» **Exercise task**
Copy out each line of the material in which the word "Misa" appears.

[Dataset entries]
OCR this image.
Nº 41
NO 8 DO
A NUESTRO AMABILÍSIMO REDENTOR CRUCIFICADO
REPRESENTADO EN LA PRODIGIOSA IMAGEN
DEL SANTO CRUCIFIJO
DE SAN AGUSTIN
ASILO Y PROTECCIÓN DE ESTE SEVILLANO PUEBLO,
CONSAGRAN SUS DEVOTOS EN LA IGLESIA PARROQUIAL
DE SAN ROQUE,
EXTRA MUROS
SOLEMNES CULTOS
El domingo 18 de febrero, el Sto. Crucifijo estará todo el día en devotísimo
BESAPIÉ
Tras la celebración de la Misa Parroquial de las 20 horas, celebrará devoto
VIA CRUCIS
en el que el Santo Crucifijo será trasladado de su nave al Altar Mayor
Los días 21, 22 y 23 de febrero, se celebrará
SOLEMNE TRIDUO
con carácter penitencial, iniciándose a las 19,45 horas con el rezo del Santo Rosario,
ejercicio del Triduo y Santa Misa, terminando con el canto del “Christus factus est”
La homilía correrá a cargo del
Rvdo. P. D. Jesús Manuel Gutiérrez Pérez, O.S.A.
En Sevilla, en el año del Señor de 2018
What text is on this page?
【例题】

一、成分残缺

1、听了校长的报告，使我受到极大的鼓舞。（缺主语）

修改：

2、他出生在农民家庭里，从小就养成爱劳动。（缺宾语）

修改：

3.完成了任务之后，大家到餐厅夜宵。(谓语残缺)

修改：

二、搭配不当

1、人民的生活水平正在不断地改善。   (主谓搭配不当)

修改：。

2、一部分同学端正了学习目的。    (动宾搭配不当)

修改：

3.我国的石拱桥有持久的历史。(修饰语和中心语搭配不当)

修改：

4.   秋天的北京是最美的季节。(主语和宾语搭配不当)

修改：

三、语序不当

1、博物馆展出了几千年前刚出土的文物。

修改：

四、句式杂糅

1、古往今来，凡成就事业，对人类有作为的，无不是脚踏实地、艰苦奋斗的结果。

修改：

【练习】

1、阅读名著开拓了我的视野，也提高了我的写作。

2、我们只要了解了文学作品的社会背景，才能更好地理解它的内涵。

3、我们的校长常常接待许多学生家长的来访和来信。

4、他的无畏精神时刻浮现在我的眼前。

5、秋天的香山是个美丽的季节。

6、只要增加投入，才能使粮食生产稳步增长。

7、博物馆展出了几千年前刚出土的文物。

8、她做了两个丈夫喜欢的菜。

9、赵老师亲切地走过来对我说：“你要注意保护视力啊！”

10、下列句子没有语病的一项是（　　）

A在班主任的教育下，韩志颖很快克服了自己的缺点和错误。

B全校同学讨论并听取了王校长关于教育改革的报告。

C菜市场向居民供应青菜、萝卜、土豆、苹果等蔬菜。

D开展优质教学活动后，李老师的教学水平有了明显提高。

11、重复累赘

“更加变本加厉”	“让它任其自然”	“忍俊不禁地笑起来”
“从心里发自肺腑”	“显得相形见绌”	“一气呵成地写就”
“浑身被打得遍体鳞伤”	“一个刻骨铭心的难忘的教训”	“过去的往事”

» **Completed exercise**
Tras la celebración de la Misa Parroquial de las 20 horas, celebrará devoto
ejercicio del Triduo y Santa Misa, terminando con el canto del “Christus factus est”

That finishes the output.